--- Start Data to process ---

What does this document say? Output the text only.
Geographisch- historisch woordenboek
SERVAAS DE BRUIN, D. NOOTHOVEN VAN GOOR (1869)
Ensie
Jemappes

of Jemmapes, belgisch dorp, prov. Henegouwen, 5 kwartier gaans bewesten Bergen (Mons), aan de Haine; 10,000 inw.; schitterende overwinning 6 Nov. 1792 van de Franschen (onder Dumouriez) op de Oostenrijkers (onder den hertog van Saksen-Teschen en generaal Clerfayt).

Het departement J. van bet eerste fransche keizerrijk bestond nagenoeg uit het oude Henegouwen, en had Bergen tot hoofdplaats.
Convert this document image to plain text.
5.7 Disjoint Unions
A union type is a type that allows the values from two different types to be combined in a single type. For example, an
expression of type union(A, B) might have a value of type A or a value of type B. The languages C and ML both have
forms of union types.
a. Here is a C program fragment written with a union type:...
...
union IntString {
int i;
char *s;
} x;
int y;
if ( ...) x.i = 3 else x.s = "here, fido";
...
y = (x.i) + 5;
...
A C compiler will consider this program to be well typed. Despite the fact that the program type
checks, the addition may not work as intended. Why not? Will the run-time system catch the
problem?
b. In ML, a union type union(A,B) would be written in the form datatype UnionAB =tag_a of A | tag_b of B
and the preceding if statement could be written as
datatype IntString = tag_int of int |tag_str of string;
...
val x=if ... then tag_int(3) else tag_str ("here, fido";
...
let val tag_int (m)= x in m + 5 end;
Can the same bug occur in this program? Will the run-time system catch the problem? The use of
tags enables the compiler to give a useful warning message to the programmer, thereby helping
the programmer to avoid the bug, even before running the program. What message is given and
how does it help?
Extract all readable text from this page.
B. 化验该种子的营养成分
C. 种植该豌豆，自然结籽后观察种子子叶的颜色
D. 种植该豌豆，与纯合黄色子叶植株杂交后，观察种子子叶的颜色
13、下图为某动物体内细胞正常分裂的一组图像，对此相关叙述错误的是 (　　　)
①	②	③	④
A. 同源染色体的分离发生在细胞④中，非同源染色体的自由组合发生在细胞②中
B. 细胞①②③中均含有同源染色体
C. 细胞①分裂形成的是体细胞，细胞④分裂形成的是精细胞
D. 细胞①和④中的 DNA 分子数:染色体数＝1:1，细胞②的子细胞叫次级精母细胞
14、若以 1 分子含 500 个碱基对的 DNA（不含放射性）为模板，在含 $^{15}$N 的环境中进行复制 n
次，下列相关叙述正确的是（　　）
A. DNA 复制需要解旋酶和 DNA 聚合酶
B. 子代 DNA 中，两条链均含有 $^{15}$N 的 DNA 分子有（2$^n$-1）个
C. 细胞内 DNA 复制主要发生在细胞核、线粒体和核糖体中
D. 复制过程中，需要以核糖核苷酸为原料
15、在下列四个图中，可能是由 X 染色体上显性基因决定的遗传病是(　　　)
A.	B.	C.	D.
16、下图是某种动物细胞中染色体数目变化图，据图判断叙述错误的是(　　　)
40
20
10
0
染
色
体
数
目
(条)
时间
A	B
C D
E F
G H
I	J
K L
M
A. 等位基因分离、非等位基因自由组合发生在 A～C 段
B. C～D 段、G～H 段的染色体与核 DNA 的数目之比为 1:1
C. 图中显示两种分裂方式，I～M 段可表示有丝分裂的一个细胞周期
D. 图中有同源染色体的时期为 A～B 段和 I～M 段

--- End Data to process ---

[Directions for this task]
Look over the records above and copy each line that includes the string "compiler".

[Right answer]
A C compiler will consider this program to be well typed. Despite the fact that the program type
tags enables the compiler to give a useful warning message to the programmer, thereby helping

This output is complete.